Data listing
***

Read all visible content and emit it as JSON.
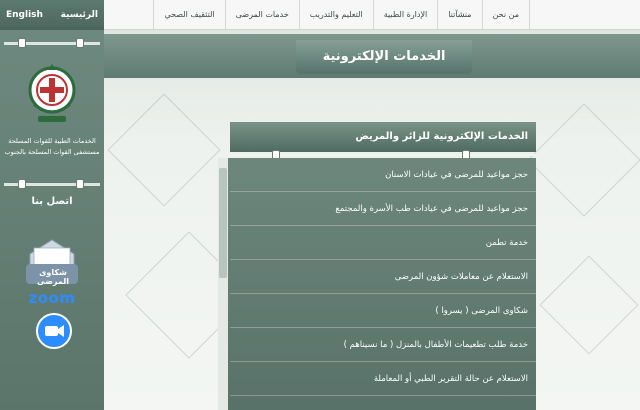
{
  "topnav": {
    "items": [
      "من نحن",
      "منشآتنا",
      "الإدارة الطبية",
      "التعليم والتدريب",
      "خدمات المرضى",
      "التثقيف الصحي"
    ]
  },
  "sidebar": {
    "home_label": "الرئيسية",
    "english_label": "English",
    "org_name_line1": "الخدمات الطبية للقوات المسلحة",
    "org_name_line2": "مستشفى القوات المسلحة بالجنوب",
    "contact_label": "اتصل بنا",
    "complaints_label": "شكاوى المرضى",
    "zoom_label": "zoom"
  },
  "main": {
    "banner_title": "الخدمات الإلكترونية",
    "services": {
      "heading": "الخدمات الإلكترونية للزائر والمريض",
      "items": [
        "حجز مواعيد للمرضى في عيادات الاسنان",
        "حجز مواعيد للمرضى في عيادات طب الأسرة والمجتمع",
        "خدمة تطمن",
        "الاستعلام عن معاملات شؤون المرضى",
        "شكاوى المرضى ( يسروا )",
        "خدمة طلب تطعيمات الأطفال بالمنزل ( ما نسيناهم )",
        "الاستعلام عن حالة التقرير الطبي أو المعاملة"
      ]
    }
  },
  "colors": {
    "sidebar_green": "#5b756b",
    "panel_green": "#587269",
    "zoom_blue": "#2d8cff"
  }
}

***

#### Exercise details:
Reproduce the material word for word, minus the images.

#### Reply:
Read all visible content and emit it as JSON.
{
  "topnav": {
    "items": [
      "من نحن",
      "منشآتنا",
      "الإدارة الطبية",
      "التعليم والتدريب",
      "خدمات المرضى",
      "التثقيف الصحي"
    ]
  },
  "sidebar": {
    "home_label": "الرئيسية",
    "english_label": "English",
    "org_name_line1": "الخدمات الطبية للقوات المسلحة",
    "org_name_line2": "مستشفى القوات المسلحة بالجنوب",
    "contact_label": "اتصل بنا",
    "complaints_label": "شكاوى المرضى",
    "zoom_label": "zoom"
  },
  "main": {
    "banner_title": "الخدمات الإلكترونية",
    "services": {
      "heading": "الخدمات الإلكترونية للزائر والمريض",
      "items": [
        "حجز مواعيد للمرضى في عيادات الاسنان",
        "حجز مواعيد للمرضى في عيادات طب الأسرة والمجتمع",
        "خدمة تطمن",
        "الاستعلام عن معاملات شؤون المرضى",
        "شكاوى المرضى ( يسروا )",
        "خدمة طلب تطعيمات الأطفال بالمنزل ( ما نسيناهم )",
        "الاستعلام عن حالة التقرير الطبي أو المعاملة"
      ]
    }
  },
  "colors": {
    "sidebar_green": "#5b756b",
    "panel_green": "#587269",
    "zoom_blue": "#2d8cff"
  }
}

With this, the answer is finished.